*Exercise requirements*:
Using the data below, repeat all of it precisely.

*Information provided*:
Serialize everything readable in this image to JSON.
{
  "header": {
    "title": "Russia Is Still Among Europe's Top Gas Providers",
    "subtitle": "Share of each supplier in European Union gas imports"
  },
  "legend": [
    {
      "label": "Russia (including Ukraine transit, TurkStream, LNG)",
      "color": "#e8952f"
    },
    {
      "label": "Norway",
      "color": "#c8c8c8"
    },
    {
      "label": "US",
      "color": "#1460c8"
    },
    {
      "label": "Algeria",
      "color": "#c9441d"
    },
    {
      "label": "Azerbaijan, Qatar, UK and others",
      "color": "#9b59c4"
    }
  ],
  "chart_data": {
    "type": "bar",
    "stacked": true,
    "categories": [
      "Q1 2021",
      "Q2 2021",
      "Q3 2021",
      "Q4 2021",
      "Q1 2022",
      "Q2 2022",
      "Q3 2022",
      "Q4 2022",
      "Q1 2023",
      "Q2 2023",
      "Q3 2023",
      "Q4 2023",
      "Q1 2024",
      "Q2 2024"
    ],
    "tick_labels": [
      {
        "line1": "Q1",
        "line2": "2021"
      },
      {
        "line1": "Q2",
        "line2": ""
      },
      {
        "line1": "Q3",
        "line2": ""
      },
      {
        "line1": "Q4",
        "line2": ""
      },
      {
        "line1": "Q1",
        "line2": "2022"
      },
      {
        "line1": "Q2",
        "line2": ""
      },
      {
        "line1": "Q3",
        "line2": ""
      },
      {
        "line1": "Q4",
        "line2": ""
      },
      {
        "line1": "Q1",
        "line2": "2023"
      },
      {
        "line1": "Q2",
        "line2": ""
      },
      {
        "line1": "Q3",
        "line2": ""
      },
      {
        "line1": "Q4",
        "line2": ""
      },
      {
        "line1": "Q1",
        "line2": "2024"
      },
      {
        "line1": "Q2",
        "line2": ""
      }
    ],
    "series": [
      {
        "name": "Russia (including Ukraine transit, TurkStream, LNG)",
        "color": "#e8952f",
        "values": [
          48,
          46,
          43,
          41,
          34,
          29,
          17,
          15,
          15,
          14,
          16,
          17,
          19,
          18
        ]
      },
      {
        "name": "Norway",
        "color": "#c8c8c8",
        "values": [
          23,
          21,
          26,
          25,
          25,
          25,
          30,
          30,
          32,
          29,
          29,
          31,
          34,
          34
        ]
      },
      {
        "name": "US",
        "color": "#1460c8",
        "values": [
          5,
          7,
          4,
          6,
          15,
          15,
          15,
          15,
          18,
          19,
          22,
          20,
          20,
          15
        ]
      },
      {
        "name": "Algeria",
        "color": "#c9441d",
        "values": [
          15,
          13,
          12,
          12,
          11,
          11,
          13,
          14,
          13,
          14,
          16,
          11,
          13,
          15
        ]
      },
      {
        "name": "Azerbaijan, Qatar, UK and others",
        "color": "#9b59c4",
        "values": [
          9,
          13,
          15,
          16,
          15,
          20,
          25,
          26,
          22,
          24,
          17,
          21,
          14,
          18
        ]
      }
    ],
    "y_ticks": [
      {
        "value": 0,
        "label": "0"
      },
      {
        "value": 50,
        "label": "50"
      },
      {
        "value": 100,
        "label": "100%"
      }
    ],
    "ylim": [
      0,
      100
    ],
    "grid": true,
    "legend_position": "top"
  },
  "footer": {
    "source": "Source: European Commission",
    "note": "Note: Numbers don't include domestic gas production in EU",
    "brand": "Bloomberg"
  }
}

*Expected answer*:
Serialize everything readable in this image to JSON.
{
  "header": {
    "title": "Russia Is Still Among Europe's Top Gas Providers",
    "subtitle": "Share of each supplier in European Union gas imports"
  },
  "legend": [
    {
      "label": "Russia (including Ukraine transit, TurkStream, LNG)",
      "color": "#e8952f"
    },
    {
      "label": "Norway",
      "color": "#c8c8c8"
    },
    {
      "label": "US",
      "color": "#1460c8"
    },
    {
      "label": "Algeria",
      "color": "#c9441d"
    },
    {
      "label": "Azerbaijan, Qatar, UK and others",
      "color": "#9b59c4"
    }
  ],
  "chart_data": {
    "type": "bar",
    "stacked": true,
    "categories": [
      "Q1 2021",
      "Q2 2021",
      "Q3 2021",
      "Q4 2021",
      "Q1 2022",
      "Q2 2022",
      "Q3 2022",
      "Q4 2022",
      "Q1 2023",
      "Q2 2023",
      "Q3 2023",
      "Q4 2023",
      "Q1 2024",
      "Q2 2024"
    ],
    "tick_labels": [
      {
        "line1": "Q1",
        "line2": "2021"
      },
      {
        "line1": "Q2",
        "line2": ""
      },
      {
        "line1": "Q3",
        "line2": ""
      },
      {
        "line1": "Q4",
        "line2": ""
      },
      {
        "line1": "Q1",
        "line2": "2022"
      },
      {
        "line1": "Q2",
        "line2": ""
      },
      {
        "line1": "Q3",
        "line2": ""
      },
      {
        "line1": "Q4",
        "line2": ""
      },
      {
        "line1": "Q1",
        "line2": "2023"
      },
      {
        "line1": "Q2",
        "line2": ""
      },
      {
        "line1": "Q3",
        "line2": ""
      },
      {
        "line1": "Q4",
        "line2": ""
      },
      {
        "line1": "Q1",
        "line2": "2024"
      },
      {
        "line1": "Q2",
        "line2": ""
      }
    ],
    "series": [
      {
        "name": "Russia (including Ukraine transit, TurkStream, LNG)",
        "color": "#e8952f",
        "values": [
          48,
          46,
          43,
          41,
          34,
          29,
          17,
          15,
          15,
          14,
          16,
          17,
          19,
          18
        ]
      },
      {
        "name": "Norway",
        "color": "#c8c8c8",
        "values": [
          23,
          21,
          26,
          25,
          25,
          25,
          30,
          30,
          32,
          29,
          29,
          31,
          34,
          34
        ]
      },
      {
        "name": "US",
        "color": "#1460c8",
        "values": [
          5,
          7,
          4,
          6,
          15,
          15,
          15,
          15,
          18,
          19,
          22,
          20,
          20,
          15
        ]
      },
      {
        "name": "Algeria",
        "color": "#c9441d",
        "values": [
          15,
          13,
          12,
          12,
          11,
          11,
          13,
          14,
          13,
          14,
          16,
          11,
          13,
          15
        ]
      },
      {
        "name": "Azerbaijan, Qatar, UK and others",
        "color": "#9b59c4",
        "values": [
          9,
          13,
          15,
          16,
          15,
          20,
          25,
          26,
          22,
          24,
          17,
          21,
          14,
          18
        ]
      }
    ],
    "y_ticks": [
      {
        "value": 0,
        "label": "0"
      },
      {
        "value": 50,
        "label": "50"
      },
      {
        "value": 100,
        "label": "100%"
      }
    ],
    "ylim": [
      0,
      100
    ],
    "grid": true,
    "legend_position": "top"
  },
  "footer": {
    "source": "Source: European Commission",
    "note": "Note: Numbers don't include domestic gas production in EU",
    "brand": "Bloomberg"
  }
}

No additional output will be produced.